# GIVEN EXERCISE
Without any pictures, reproduce exactly the lines running from the line containing "What's the underlying" through the end of the entries.
##########
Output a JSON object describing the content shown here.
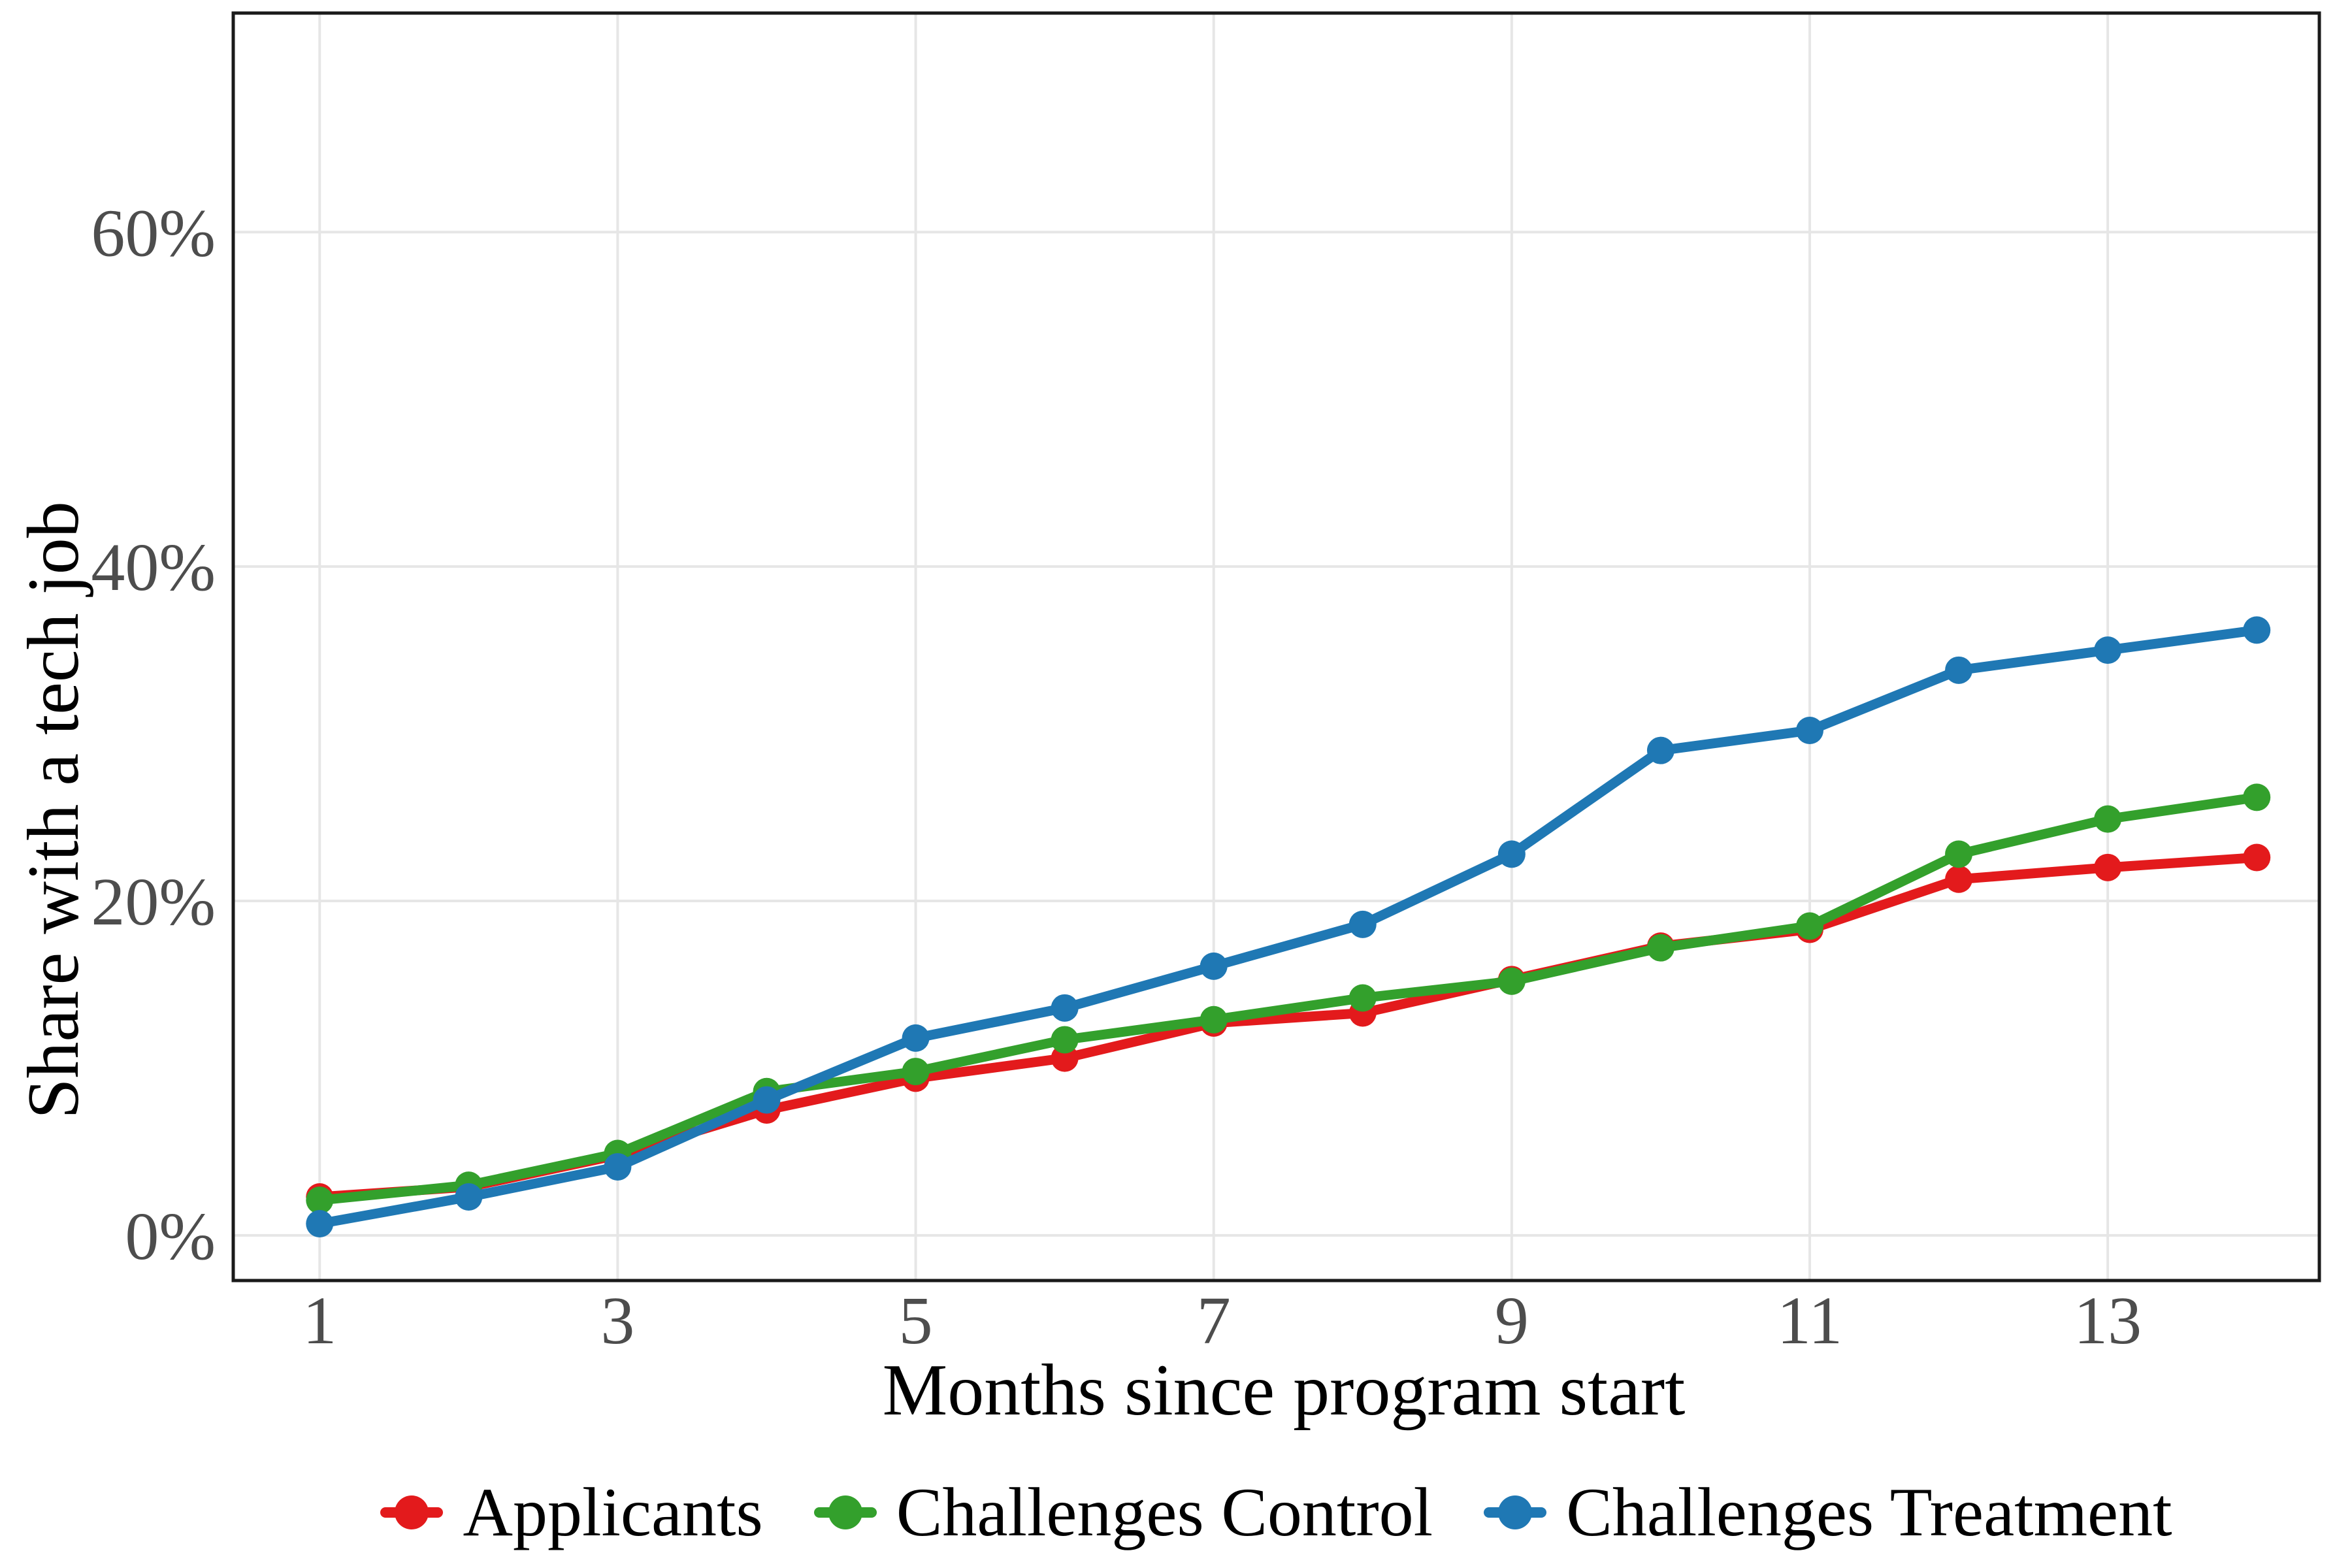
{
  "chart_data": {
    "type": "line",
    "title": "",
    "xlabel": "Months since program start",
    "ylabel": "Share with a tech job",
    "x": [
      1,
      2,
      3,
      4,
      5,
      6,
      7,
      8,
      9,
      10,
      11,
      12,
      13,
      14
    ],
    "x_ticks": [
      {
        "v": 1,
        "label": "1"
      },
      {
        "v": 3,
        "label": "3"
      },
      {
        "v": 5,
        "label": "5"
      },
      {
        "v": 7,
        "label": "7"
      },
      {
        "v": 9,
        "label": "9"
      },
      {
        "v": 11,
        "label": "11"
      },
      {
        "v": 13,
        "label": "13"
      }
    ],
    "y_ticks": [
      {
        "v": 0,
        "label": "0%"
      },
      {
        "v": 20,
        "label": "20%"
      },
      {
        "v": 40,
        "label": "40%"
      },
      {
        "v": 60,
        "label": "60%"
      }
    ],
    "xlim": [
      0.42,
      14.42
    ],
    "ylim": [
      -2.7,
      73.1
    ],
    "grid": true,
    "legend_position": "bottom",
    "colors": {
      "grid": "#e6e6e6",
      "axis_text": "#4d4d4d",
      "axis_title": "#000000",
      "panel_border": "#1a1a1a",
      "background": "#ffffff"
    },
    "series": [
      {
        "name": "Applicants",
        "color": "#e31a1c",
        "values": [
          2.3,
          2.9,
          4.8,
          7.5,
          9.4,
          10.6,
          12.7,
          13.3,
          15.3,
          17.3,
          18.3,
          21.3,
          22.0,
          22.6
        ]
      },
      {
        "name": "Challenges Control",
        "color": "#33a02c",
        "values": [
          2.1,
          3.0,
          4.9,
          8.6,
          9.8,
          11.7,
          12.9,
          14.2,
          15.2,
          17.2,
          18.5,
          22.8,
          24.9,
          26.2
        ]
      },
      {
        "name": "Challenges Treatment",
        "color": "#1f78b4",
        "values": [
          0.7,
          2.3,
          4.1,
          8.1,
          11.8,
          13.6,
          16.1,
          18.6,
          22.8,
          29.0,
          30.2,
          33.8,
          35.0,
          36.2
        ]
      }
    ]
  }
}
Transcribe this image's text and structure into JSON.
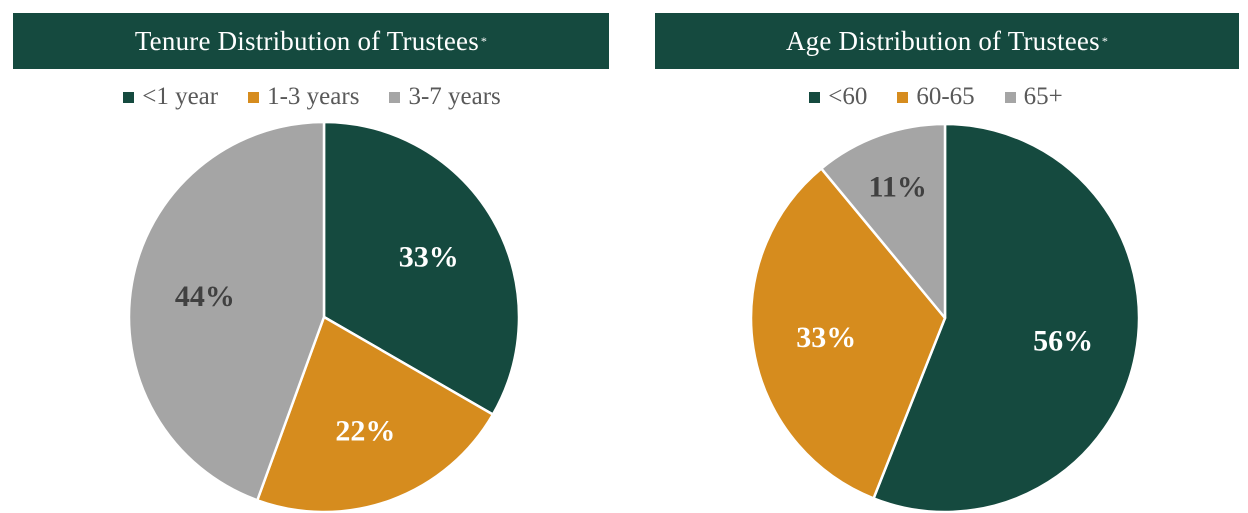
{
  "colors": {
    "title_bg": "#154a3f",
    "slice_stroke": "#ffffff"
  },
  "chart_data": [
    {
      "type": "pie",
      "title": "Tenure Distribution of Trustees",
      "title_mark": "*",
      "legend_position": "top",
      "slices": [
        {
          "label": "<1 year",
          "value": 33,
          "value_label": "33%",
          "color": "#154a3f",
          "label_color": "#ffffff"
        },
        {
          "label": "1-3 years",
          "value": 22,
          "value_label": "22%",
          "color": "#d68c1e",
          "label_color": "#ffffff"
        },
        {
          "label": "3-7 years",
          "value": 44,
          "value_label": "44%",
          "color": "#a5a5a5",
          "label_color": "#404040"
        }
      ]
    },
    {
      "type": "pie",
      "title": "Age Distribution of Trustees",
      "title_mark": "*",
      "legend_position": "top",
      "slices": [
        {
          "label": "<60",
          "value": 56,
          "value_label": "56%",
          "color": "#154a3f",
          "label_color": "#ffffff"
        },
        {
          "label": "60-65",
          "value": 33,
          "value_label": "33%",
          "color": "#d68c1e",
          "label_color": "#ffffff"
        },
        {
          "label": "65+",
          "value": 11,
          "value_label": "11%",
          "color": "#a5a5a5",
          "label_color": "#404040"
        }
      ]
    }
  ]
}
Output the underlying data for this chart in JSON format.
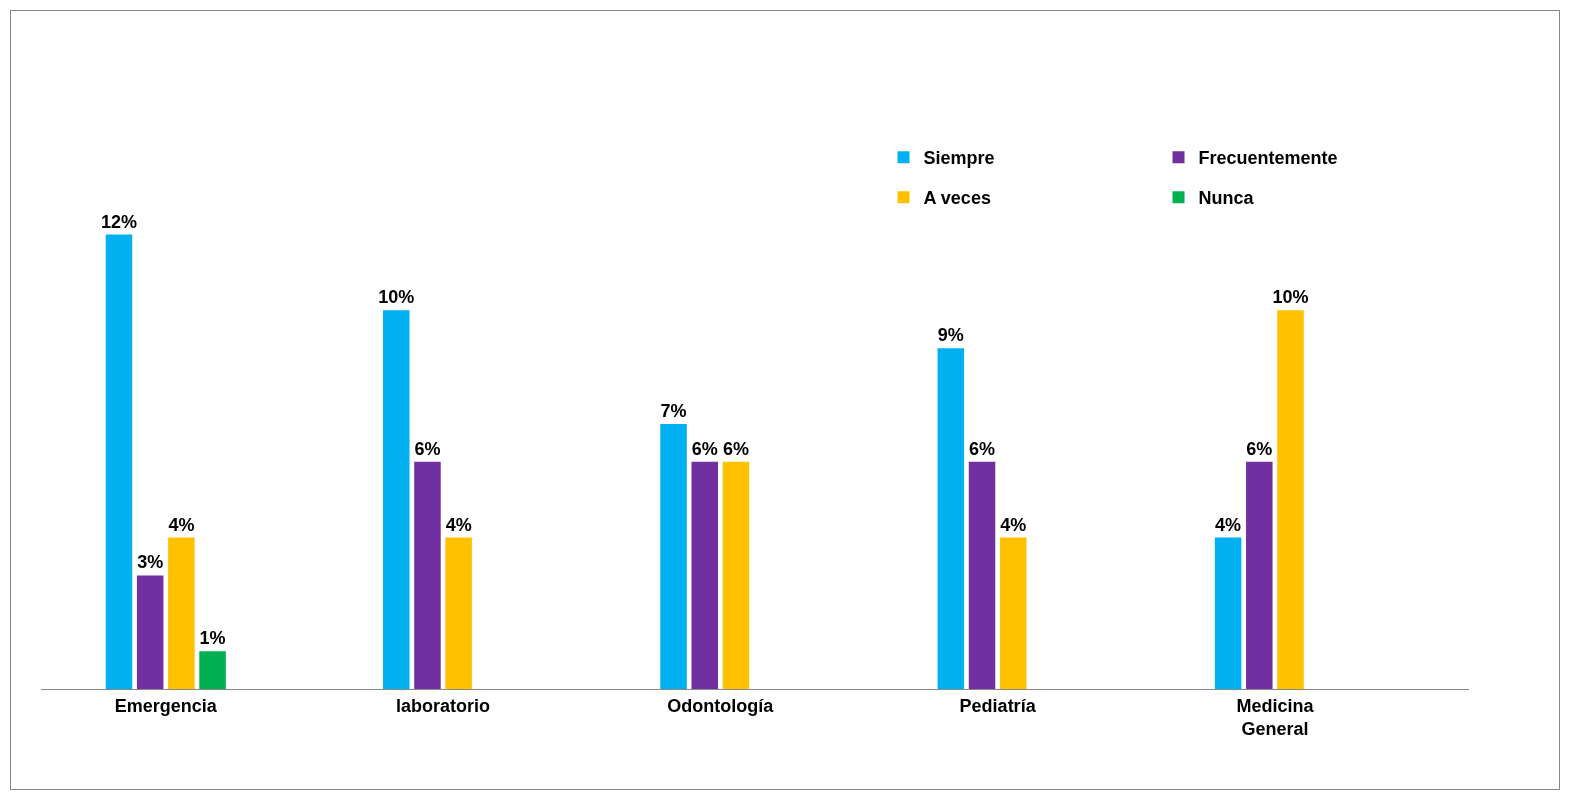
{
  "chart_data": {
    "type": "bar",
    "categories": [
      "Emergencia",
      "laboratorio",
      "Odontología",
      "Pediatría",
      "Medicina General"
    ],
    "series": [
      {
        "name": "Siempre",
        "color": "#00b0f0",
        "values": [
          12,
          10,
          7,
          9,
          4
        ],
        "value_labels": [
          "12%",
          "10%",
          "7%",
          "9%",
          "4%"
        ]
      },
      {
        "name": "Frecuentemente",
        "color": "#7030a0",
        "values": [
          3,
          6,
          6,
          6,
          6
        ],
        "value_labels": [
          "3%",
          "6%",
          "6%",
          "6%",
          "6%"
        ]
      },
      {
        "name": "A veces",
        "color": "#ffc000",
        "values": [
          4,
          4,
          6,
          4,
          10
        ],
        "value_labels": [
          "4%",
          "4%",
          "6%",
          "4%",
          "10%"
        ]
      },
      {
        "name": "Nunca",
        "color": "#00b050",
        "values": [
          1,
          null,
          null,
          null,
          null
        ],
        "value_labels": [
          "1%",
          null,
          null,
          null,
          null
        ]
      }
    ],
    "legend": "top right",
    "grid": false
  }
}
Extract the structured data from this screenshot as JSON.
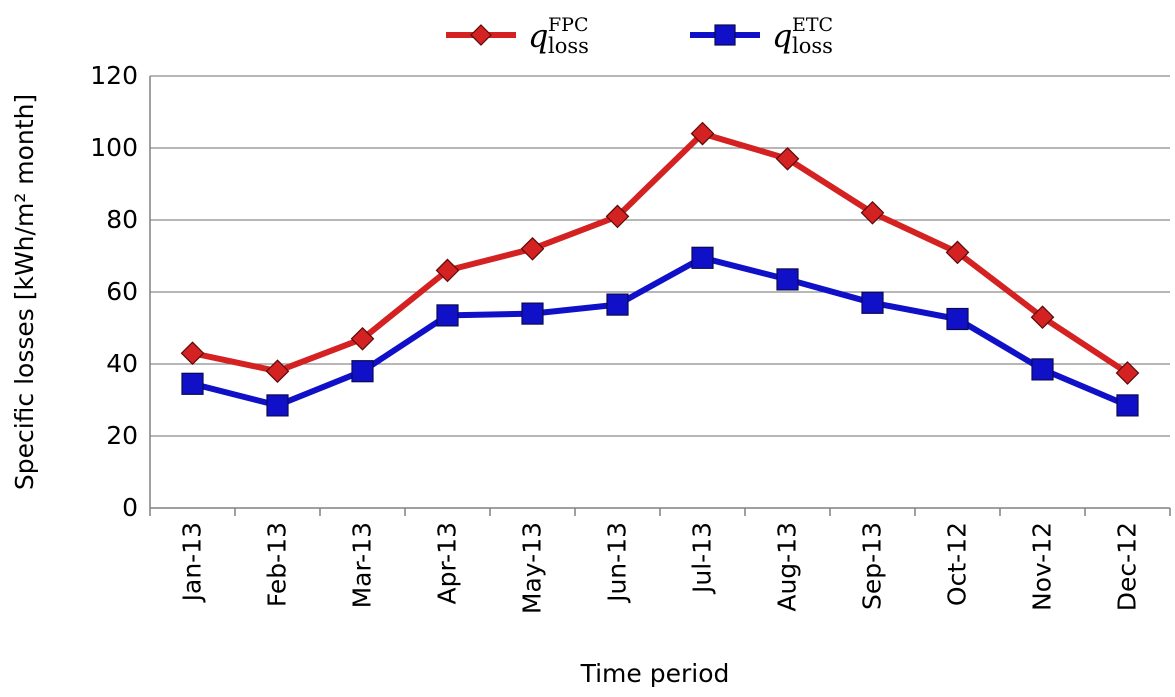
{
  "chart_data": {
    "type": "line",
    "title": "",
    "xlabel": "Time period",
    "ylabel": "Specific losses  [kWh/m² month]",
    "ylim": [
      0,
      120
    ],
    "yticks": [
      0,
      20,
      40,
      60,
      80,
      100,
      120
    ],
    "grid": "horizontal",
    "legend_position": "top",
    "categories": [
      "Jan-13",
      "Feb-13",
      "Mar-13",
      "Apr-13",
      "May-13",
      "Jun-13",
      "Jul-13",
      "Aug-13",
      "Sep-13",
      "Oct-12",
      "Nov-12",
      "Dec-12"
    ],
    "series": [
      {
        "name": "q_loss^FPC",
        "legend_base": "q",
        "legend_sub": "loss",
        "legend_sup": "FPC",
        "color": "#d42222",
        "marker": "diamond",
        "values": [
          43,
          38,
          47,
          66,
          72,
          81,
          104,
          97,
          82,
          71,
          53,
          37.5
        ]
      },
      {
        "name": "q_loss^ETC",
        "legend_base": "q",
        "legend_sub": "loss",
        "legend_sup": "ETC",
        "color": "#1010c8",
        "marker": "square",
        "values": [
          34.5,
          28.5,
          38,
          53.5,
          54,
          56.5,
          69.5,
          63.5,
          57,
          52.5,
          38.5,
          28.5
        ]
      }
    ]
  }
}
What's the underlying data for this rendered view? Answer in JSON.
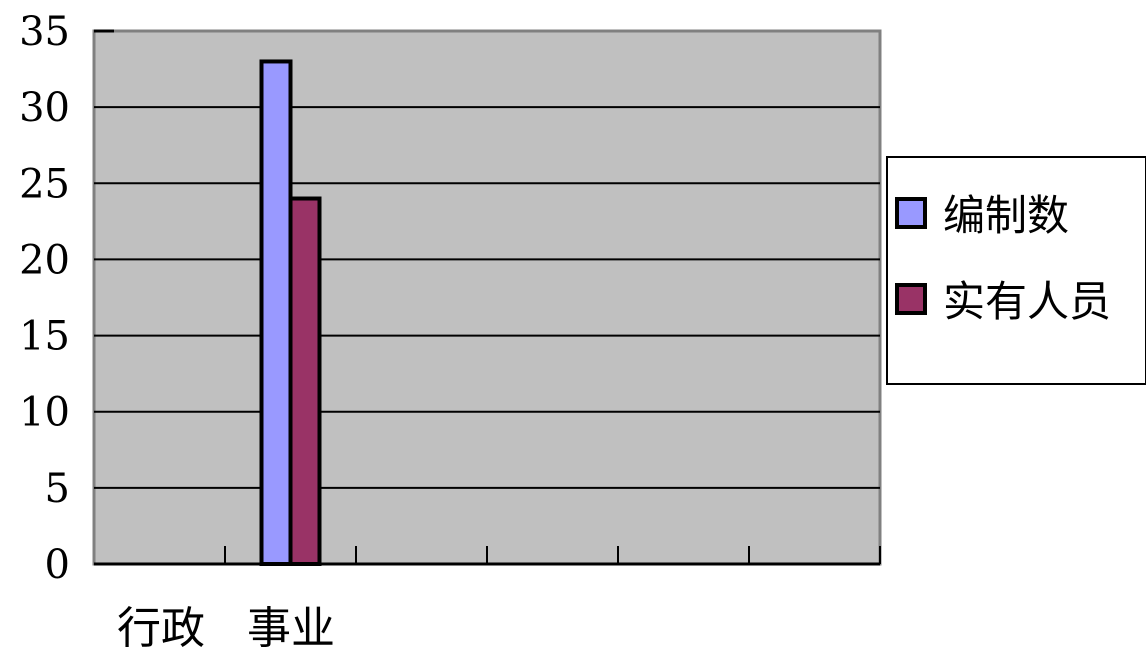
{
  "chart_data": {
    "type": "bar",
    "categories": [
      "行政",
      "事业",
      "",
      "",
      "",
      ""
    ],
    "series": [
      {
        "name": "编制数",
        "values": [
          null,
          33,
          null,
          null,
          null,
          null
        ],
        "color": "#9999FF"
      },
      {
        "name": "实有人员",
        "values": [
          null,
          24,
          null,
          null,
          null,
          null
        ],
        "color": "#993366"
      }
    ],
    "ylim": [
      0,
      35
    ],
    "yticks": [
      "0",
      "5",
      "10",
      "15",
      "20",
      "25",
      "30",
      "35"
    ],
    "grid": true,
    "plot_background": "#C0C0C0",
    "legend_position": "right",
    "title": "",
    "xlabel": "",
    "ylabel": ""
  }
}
##########
# FULL OUTPUT
What's the underlying data for this rendered view? Answer in JSON.
{
  "chart_data": {
    "type": "bar",
    "categories": [
      "行政",
      "事业",
      "",
      "",
      "",
      ""
    ],
    "series": [
      {
        "name": "编制数",
        "values": [
          null,
          33,
          null,
          null,
          null,
          null
        ],
        "color": "#9999FF"
      },
      {
        "name": "实有人员",
        "values": [
          null,
          24,
          null,
          null,
          null,
          null
        ],
        "color": "#993366"
      }
    ],
    "ylim": [
      0,
      35
    ],
    "yticks": [
      "0",
      "5",
      "10",
      "15",
      "20",
      "25",
      "30",
      "35"
    ],
    "grid": true,
    "plot_background": "#C0C0C0",
    "legend_position": "right",
    "title": "",
    "xlabel": "",
    "ylabel": ""
  }
}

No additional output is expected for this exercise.